**Your goal**. Write out the entries below once more, exactly.
══ Stored data
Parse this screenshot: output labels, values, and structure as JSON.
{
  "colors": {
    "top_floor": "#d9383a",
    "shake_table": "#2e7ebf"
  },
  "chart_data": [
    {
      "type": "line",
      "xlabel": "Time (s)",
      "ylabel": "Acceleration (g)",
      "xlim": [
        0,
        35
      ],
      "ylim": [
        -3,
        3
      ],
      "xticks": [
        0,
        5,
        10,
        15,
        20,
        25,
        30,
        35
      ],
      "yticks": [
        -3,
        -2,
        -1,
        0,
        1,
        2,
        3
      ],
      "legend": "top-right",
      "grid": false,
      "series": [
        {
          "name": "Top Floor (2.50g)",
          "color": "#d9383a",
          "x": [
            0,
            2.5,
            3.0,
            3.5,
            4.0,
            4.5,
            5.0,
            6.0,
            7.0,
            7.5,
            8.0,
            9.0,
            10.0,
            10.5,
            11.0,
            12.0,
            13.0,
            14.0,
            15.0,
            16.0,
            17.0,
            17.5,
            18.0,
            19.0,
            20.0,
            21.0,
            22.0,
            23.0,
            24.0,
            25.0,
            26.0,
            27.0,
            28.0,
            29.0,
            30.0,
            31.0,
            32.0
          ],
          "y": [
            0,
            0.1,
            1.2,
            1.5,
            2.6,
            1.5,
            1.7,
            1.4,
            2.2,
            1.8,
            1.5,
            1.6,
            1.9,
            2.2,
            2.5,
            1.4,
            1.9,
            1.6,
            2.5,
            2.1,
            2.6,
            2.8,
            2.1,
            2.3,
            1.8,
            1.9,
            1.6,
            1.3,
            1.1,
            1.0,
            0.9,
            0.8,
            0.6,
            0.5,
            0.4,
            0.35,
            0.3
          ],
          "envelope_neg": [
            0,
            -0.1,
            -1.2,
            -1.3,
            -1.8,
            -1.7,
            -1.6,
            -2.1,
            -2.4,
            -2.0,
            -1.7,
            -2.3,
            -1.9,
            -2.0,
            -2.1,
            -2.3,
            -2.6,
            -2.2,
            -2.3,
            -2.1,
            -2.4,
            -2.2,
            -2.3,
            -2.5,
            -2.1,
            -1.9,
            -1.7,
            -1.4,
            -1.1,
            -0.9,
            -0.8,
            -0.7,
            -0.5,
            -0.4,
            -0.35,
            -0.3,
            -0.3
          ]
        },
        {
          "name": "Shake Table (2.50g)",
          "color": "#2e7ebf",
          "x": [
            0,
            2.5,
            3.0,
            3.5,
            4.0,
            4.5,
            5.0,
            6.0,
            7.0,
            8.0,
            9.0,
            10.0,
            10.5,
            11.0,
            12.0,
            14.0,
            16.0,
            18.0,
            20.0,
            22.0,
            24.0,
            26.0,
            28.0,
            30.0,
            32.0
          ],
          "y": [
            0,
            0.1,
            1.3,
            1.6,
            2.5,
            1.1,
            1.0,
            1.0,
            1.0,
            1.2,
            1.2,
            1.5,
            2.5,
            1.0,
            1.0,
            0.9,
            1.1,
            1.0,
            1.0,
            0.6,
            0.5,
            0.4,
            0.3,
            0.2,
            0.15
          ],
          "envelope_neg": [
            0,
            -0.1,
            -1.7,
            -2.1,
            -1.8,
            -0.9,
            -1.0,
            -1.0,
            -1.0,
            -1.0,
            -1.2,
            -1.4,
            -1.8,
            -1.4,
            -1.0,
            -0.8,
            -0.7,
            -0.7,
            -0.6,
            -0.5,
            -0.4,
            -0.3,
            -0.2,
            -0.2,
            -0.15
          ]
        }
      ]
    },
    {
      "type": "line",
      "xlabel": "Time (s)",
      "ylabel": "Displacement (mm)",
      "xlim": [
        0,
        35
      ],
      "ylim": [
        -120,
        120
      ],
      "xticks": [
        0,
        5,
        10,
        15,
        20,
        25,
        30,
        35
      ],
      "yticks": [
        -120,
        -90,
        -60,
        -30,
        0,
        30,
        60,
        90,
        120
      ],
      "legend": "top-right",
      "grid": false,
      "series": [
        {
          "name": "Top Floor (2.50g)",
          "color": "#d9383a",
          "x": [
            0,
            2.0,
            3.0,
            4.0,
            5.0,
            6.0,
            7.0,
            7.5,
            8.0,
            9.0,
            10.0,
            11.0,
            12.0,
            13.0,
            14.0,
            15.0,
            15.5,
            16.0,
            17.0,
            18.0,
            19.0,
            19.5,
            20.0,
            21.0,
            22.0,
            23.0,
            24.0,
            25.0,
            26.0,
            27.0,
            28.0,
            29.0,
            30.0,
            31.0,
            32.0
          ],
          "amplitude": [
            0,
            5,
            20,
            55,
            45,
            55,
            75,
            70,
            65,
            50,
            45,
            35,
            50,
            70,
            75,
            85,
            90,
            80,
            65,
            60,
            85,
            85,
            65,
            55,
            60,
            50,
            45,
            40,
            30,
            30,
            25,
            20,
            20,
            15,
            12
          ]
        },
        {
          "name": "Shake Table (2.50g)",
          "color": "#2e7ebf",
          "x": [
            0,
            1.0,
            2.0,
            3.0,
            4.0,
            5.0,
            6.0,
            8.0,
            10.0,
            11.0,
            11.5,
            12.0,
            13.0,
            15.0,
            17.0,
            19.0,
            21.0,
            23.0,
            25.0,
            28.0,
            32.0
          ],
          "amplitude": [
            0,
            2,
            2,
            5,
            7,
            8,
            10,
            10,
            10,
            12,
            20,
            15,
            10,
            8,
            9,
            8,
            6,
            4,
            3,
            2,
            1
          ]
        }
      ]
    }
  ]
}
════
**Result below**.
Parse this screenshot: output labels, values, and structure as JSON.
{
  "colors": {
    "top_floor": "#d9383a",
    "shake_table": "#2e7ebf"
  },
  "chart_data": [
    {
      "type": "line",
      "xlabel": "Time (s)",
      "ylabel": "Acceleration (g)",
      "xlim": [
        0,
        35
      ],
      "ylim": [
        -3,
        3
      ],
      "xticks": [
        0,
        5,
        10,
        15,
        20,
        25,
        30,
        35
      ],
      "yticks": [
        -3,
        -2,
        -1,
        0,
        1,
        2,
        3
      ],
      "legend": "top-right",
      "grid": false,
      "series": [
        {
          "name": "Top Floor (2.50g)",
          "color": "#d9383a",
          "x": [
            0,
            2.5,
            3.0,
            3.5,
            4.0,
            4.5,
            5.0,
            6.0,
            7.0,
            7.5,
            8.0,
            9.0,
            10.0,
            10.5,
            11.0,
            12.0,
            13.0,
            14.0,
            15.0,
            16.0,
            17.0,
            17.5,
            18.0,
            19.0,
            20.0,
            21.0,
            22.0,
            23.0,
            24.0,
            25.0,
            26.0,
            27.0,
            28.0,
            29.0,
            30.0,
            31.0,
            32.0
          ],
          "y": [
            0,
            0.1,
            1.2,
            1.5,
            2.6,
            1.5,
            1.7,
            1.4,
            2.2,
            1.8,
            1.5,
            1.6,
            1.9,
            2.2,
            2.5,
            1.4,
            1.9,
            1.6,
            2.5,
            2.1,
            2.6,
            2.8,
            2.1,
            2.3,
            1.8,
            1.9,
            1.6,
            1.3,
            1.1,
            1.0,
            0.9,
            0.8,
            0.6,
            0.5,
            0.4,
            0.35,
            0.3
          ],
          "envelope_neg": [
            0,
            -0.1,
            -1.2,
            -1.3,
            -1.8,
            -1.7,
            -1.6,
            -2.1,
            -2.4,
            -2.0,
            -1.7,
            -2.3,
            -1.9,
            -2.0,
            -2.1,
            -2.3,
            -2.6,
            -2.2,
            -2.3,
            -2.1,
            -2.4,
            -2.2,
            -2.3,
            -2.5,
            -2.1,
            -1.9,
            -1.7,
            -1.4,
            -1.1,
            -0.9,
            -0.8,
            -0.7,
            -0.5,
            -0.4,
            -0.35,
            -0.3,
            -0.3
          ]
        },
        {
          "name": "Shake Table (2.50g)",
          "color": "#2e7ebf",
          "x": [
            0,
            2.5,
            3.0,
            3.5,
            4.0,
            4.5,
            5.0,
            6.0,
            7.0,
            8.0,
            9.0,
            10.0,
            10.5,
            11.0,
            12.0,
            14.0,
            16.0,
            18.0,
            20.0,
            22.0,
            24.0,
            26.0,
            28.0,
            30.0,
            32.0
          ],
          "y": [
            0,
            0.1,
            1.3,
            1.6,
            2.5,
            1.1,
            1.0,
            1.0,
            1.0,
            1.2,
            1.2,
            1.5,
            2.5,
            1.0,
            1.0,
            0.9,
            1.1,
            1.0,
            1.0,
            0.6,
            0.5,
            0.4,
            0.3,
            0.2,
            0.15
          ],
          "envelope_neg": [
            0,
            -0.1,
            -1.7,
            -2.1,
            -1.8,
            -0.9,
            -1.0,
            -1.0,
            -1.0,
            -1.0,
            -1.2,
            -1.4,
            -1.8,
            -1.4,
            -1.0,
            -0.8,
            -0.7,
            -0.7,
            -0.6,
            -0.5,
            -0.4,
            -0.3,
            -0.2,
            -0.2,
            -0.15
          ]
        }
      ]
    },
    {
      "type": "line",
      "xlabel": "Time (s)",
      "ylabel": "Displacement (mm)",
      "xlim": [
        0,
        35
      ],
      "ylim": [
        -120,
        120
      ],
      "xticks": [
        0,
        5,
        10,
        15,
        20,
        25,
        30,
        35
      ],
      "yticks": [
        -120,
        -90,
        -60,
        -30,
        0,
        30,
        60,
        90,
        120
      ],
      "legend": "top-right",
      "grid": false,
      "series": [
        {
          "name": "Top Floor (2.50g)",
          "color": "#d9383a",
          "x": [
            0,
            2.0,
            3.0,
            4.0,
            5.0,
            6.0,
            7.0,
            7.5,
            8.0,
            9.0,
            10.0,
            11.0,
            12.0,
            13.0,
            14.0,
            15.0,
            15.5,
            16.0,
            17.0,
            18.0,
            19.0,
            19.5,
            20.0,
            21.0,
            22.0,
            23.0,
            24.0,
            25.0,
            26.0,
            27.0,
            28.0,
            29.0,
            30.0,
            31.0,
            32.0
          ],
          "amplitude": [
            0,
            5,
            20,
            55,
            45,
            55,
            75,
            70,
            65,
            50,
            45,
            35,
            50,
            70,
            75,
            85,
            90,
            80,
            65,
            60,
            85,
            85,
            65,
            55,
            60,
            50,
            45,
            40,
            30,
            30,
            25,
            20,
            20,
            15,
            12
          ]
        },
        {
          "name": "Shake Table (2.50g)",
          "color": "#2e7ebf",
          "x": [
            0,
            1.0,
            2.0,
            3.0,
            4.0,
            5.0,
            6.0,
            8.0,
            10.0,
            11.0,
            11.5,
            12.0,
            13.0,
            15.0,
            17.0,
            19.0,
            21.0,
            23.0,
            25.0,
            28.0,
            32.0
          ],
          "amplitude": [
            0,
            2,
            2,
            5,
            7,
            8,
            10,
            10,
            10,
            12,
            20,
            15,
            10,
            8,
            9,
            8,
            6,
            4,
            3,
            2,
            1
          ]
        }
      ]
    }
  ]
}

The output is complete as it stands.